- WORK INSTRUCTIONS
Extract each line of the records that contains the string "chart". The match is case-sensitive.

--- Begin SUPPLIED INFORMATION ---

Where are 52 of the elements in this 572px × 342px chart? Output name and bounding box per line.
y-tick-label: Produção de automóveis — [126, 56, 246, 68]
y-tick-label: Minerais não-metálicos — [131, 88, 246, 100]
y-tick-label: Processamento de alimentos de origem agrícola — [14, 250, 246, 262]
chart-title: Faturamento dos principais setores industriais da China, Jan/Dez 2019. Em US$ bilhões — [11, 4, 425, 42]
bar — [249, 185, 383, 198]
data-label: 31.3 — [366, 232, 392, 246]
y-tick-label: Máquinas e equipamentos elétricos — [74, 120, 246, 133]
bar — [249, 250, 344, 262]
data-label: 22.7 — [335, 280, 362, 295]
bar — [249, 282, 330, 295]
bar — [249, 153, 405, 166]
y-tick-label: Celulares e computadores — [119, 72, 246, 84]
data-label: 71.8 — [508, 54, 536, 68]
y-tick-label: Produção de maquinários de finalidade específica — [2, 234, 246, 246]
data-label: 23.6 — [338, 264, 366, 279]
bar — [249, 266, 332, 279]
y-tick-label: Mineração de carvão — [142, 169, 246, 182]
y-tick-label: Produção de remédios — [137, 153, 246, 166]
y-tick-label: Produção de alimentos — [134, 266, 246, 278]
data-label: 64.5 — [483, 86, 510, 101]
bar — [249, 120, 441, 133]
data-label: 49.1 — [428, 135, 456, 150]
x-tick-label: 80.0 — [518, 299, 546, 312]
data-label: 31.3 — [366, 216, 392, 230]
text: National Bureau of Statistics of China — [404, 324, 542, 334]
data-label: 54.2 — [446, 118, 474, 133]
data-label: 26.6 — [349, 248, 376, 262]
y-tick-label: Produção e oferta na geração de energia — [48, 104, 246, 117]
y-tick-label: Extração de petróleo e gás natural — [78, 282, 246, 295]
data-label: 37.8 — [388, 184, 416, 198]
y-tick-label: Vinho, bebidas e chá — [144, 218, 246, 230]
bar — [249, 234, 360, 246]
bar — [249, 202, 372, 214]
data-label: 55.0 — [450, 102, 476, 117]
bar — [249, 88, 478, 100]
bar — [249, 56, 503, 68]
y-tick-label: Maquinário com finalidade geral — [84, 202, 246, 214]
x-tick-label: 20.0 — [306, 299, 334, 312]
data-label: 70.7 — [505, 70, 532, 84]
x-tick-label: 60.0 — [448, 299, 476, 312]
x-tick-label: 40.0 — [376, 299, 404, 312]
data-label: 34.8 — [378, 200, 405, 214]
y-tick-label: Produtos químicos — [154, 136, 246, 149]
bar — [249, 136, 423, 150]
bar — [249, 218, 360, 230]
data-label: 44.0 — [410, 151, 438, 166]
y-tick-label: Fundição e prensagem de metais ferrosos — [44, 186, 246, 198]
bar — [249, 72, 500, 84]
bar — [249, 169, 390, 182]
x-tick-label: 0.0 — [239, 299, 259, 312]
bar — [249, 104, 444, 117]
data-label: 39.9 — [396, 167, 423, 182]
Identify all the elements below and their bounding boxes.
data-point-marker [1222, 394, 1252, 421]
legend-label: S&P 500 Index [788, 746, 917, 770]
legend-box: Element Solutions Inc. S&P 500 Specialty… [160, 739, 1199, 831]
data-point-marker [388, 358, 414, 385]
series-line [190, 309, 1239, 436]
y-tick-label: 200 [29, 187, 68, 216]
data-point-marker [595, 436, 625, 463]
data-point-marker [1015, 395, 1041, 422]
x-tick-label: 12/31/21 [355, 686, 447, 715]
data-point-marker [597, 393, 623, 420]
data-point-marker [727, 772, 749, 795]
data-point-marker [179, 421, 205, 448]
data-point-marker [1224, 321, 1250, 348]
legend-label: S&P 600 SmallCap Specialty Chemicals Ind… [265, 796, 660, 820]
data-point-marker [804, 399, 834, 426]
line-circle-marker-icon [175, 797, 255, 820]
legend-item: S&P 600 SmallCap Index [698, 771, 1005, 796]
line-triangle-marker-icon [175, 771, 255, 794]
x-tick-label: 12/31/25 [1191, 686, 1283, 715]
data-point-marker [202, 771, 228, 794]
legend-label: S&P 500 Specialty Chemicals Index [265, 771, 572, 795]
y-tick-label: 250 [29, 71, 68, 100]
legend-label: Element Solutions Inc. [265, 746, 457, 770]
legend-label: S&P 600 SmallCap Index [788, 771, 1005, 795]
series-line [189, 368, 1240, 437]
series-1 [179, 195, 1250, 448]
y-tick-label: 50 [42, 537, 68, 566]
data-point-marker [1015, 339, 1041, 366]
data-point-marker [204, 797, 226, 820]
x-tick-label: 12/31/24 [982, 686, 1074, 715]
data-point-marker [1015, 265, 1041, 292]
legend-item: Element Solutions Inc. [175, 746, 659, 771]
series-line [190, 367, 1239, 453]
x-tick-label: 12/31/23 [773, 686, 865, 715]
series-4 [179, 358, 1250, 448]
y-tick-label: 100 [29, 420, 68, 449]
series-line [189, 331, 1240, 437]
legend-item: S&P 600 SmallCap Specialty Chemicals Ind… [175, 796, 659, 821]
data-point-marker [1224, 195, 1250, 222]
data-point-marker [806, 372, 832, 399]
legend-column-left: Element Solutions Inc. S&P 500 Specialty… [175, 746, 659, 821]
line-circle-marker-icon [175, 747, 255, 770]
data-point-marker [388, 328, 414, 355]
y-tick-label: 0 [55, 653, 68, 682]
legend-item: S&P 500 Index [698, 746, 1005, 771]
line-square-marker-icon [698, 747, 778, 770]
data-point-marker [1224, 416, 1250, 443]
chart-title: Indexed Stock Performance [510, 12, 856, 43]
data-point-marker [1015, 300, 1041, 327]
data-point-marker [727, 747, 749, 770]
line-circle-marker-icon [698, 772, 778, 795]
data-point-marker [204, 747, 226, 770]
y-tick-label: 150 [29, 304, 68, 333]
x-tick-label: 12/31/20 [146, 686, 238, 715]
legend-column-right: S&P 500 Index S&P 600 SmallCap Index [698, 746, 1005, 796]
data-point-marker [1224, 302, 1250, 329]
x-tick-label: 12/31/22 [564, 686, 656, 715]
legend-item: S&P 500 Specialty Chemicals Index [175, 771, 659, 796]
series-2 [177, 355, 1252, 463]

--- End SUPPLIED INFORMATION ---

- SOLUTION FOR THIS PROBLEM
Where are 52 of the elements in this 572px × 342px chart? Output name and bounding box per line.
chart-title: Faturamento dos principais setores industriais da China, Jan/Dez 2019. Em US$ bilhões — [11, 4, 425, 42]
chart-title: Indexed Stock Performance [510, 12, 856, 43]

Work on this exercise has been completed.